- [DATASET EXTRACT]
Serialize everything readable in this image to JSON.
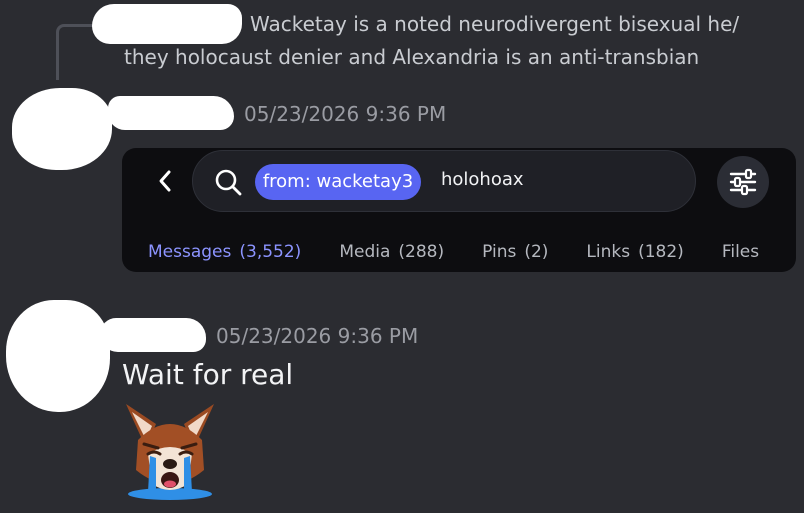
{
  "reply": {
    "text": "Wacketay is a noted neurodivergent bisexual he/ they holocaust denier and Alexandria is an anti-transbian"
  },
  "post1": {
    "timestamp": "05/23/2026 9:36 PM"
  },
  "embed": {
    "search_chip": "from: wacketay3",
    "query": "holohoax",
    "tabs": [
      {
        "label": "Messages",
        "count": "(3,552)"
      },
      {
        "label": "Media",
        "count": "(288)"
      },
      {
        "label": "Pins",
        "count": "(2)"
      },
      {
        "label": "Links",
        "count": "(182)"
      },
      {
        "label": "Files",
        "count": ""
      }
    ]
  },
  "post2": {
    "timestamp": "05/23/2026 9:36 PM",
    "message": "Wait for real",
    "emoji": "crying-wolf-emoji"
  },
  "colors": {
    "background": "#2b2c31",
    "accent": "#5865f2",
    "active_tab": "#8c94ff"
  }
}
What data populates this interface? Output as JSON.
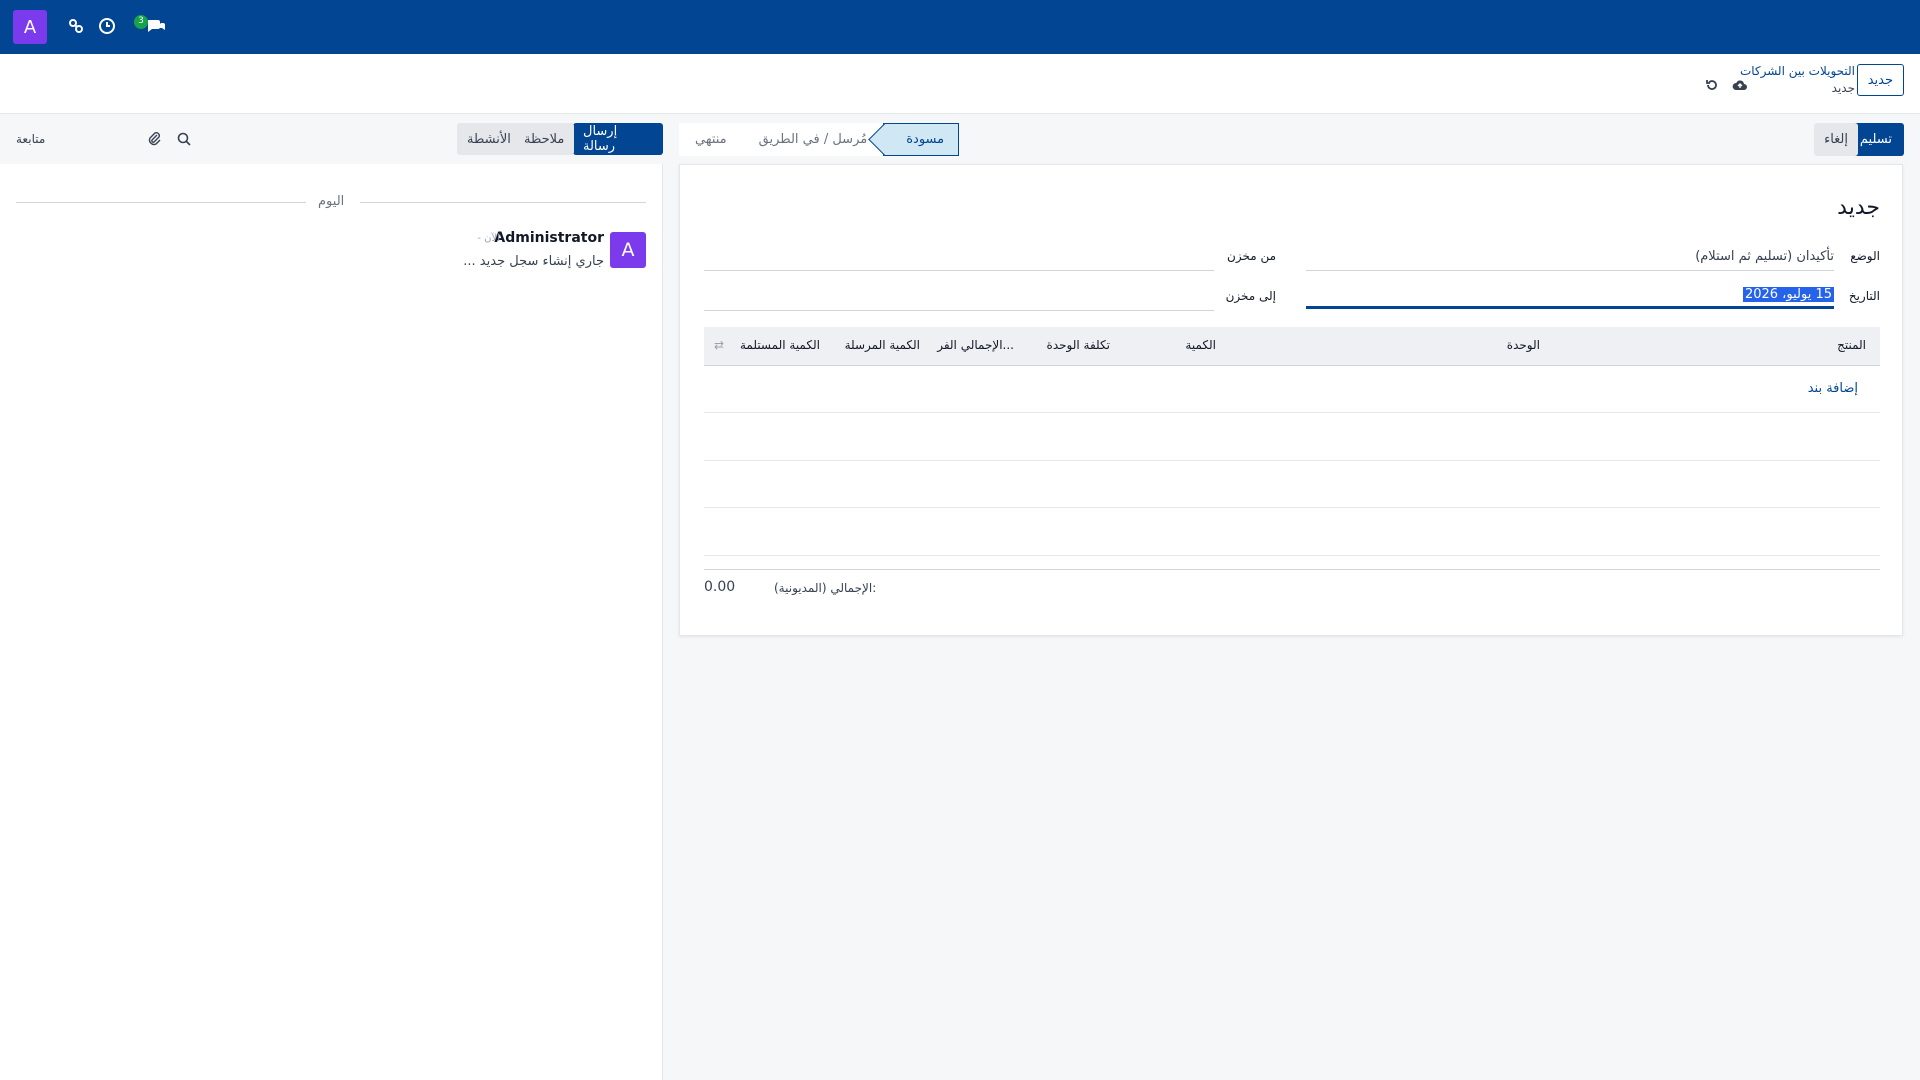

- [WHAT THE EXERCISE ASKS] Quote the full listing above word for word; exclude every picture from the copy.

- [WRITTEN RESPONSE]
Serialize everything readable in this image to JSON.
{
  "reply": {
    "text": "Wacketay is a noted neurodivergent bisexual he/ they holocaust denier and Alexandria is an anti-transbian"
  },
  "post1": {
    "timestamp": "05/23/2026 9:36 PM"
  },
  "embed": {
    "search_chip": "from: wacketay3",
    "query": "holohoax",
    "tabs": [
      {
        "label": "Messages",
        "count": "(3,552)"
      },
      {
        "label": "Media",
        "count": "(288)"
      },
      {
        "label": "Pins",
        "count": "(2)"
      },
      {
        "label": "Links",
        "count": "(182)"
      },
      {
        "label": "Files",
        "count": ""
      }
    ]
  },
  "post2": {
    "timestamp": "05/23/2026 9:36 PM",
    "message": "Wait for real",
    "emoji": "crying-wolf-emoji"
  },
  "colors": {
    "background": "#2b2c31",
    "accent": "#5865f2",
    "active_tab": "#8c94ff"
  }
}
What data populates this interface? Output as JSON.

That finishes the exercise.